Go through the records and show each line where the word "จำนวน" occurs.

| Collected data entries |
════════════════
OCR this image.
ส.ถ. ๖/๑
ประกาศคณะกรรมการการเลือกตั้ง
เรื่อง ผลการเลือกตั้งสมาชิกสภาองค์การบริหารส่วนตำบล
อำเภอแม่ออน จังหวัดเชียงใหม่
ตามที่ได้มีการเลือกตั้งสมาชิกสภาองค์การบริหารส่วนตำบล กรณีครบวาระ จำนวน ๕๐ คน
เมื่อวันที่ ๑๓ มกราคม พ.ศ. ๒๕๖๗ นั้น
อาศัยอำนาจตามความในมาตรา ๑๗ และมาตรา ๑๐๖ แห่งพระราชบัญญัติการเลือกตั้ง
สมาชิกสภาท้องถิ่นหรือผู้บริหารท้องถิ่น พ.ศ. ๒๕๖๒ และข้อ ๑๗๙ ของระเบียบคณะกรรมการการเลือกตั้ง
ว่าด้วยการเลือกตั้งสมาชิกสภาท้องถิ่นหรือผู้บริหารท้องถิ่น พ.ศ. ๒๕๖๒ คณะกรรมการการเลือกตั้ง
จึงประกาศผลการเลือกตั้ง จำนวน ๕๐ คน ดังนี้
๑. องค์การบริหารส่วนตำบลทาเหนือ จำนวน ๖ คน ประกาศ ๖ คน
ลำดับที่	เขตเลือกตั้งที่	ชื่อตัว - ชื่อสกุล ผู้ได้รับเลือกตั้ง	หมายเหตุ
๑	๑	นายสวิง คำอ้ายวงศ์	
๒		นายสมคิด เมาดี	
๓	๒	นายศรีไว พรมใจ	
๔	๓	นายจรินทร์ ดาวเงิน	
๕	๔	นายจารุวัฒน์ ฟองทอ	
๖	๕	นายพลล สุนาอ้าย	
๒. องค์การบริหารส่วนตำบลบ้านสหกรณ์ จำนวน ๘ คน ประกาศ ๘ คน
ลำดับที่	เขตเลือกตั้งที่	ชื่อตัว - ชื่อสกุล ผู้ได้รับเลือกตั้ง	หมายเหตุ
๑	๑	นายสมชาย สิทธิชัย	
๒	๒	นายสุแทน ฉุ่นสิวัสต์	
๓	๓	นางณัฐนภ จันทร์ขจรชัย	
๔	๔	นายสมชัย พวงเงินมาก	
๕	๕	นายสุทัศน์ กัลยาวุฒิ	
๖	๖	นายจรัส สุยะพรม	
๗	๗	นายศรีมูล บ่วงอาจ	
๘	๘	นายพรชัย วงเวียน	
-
════════════════
| Written solution |
ตามที่ได้มีการเลือกตั้งสมาชิกสภาองค์การบริหารส่วนตำบล กรณีครบวาระ จำนวน ๕๐ คน
จึงประกาศผลการเลือกตั้ง จำนวน ๕๐ คน ดังนี้
๑. องค์การบริหารส่วนตำบลทาเหนือ จำนวน ๖ คน ประกาศ ๖ คน
๒. องค์การบริหารส่วนตำบลบ้านสหกรณ์ จำนวน ๘ คน ประกาศ ๘ คน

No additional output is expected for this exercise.